Instructions for the task: Transcribe the listing in full, excluding any pictures.

Stored data:
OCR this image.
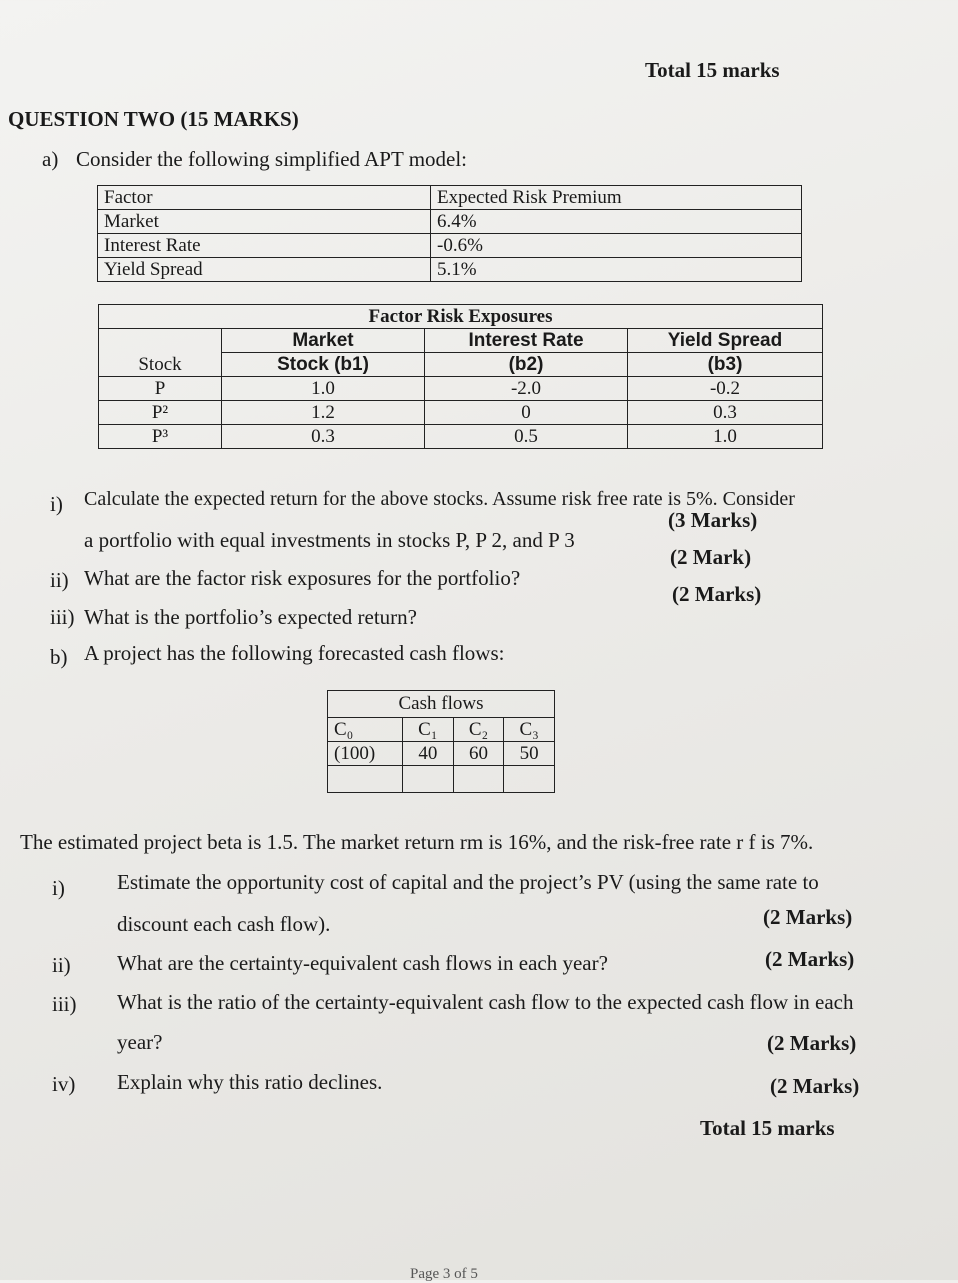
Total 15 marks
QUESTION TWO (15 MARKS)
a) Consider the following simplified APT model:
Factor	Expected Risk Premium
Market	6.4%
Interest Rate	-0.6%
Yield Spread	5.1%
Factor Risk Exposures			
Stock	Market	Interest Rate	Yield Spread
	Stock (b1)	(b2)	(b3)
P	1.0	-2.0	-0.2
P²	1.2	0	0.3
P³	0.3	0.5	1.0
i) Calculate the expected return for the above stocks. Assume risk free rate is 5%. Consider
a portfolio with equal investments in stocks P, P 2, and P 3
(3 Marks)
ii) What are the factor risk exposures for the portfolio?
(2 Mark)
iii) What is the portfolio’s expected return?
(2 Marks)
b) A project has the following forecasted cash flows:
Cash flows			
C₀	C₁	C₂	C₃
(100)	40	60	50

The estimated project beta is 1.5. The market return rm is 16%, and the risk-free rate r f is 7%.
i) Estimate the opportunity cost of capital and the project’s PV (using the same rate to
discount each cash flow).	(2 Marks)
ii) What are the certainty-equivalent cash flows in each year?	(2 Marks)
iii) What is the ratio of the certainty-equivalent cash flow to the expected cash flow in each
year?	(2 Marks)
iv) Explain why this ratio declines.	(2 Marks)
Total 15 marks
Page 3 of 5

The result:
OCR this image.
Total 15 marks
QUESTION TWO (15 MARKS)
a) Consider the following simplified APT model:
Factor	Expected Risk Premium
Market	6.4%
Interest Rate	-0.6%
Yield Spread	5.1%
Factor Risk Exposures			
Stock	Market	Interest Rate	Yield Spread
	Stock (b1)	(b2)	(b3)
P	1.0	-2.0	-0.2
P²	1.2	0	0.3
P³	0.3	0.5	1.0
i) Calculate the expected return for the above stocks. Assume risk free rate is 5%. Consider
a portfolio with equal investments in stocks P, P 2, and P 3
(3 Marks)
ii) What are the factor risk exposures for the portfolio?
(2 Mark)
iii) What is the portfolio’s expected return?
(2 Marks)
b) A project has the following forecasted cash flows:
Cash flows			
C₀	C₁	C₂	C₃
(100)	40	60	50

The estimated project beta is 1.5. The market return rm is 16%, and the risk-free rate r f is 7%.
i) Estimate the opportunity cost of capital and the project’s PV (using the same rate to
discount each cash flow).	(2 Marks)
ii) What are the certainty-equivalent cash flows in each year?	(2 Marks)
iii) What is the ratio of the certainty-equivalent cash flow to the expected cash flow in each
year?	(2 Marks)
iv) Explain why this ratio declines.	(2 Marks)
Total 15 marks
Page 3 of 5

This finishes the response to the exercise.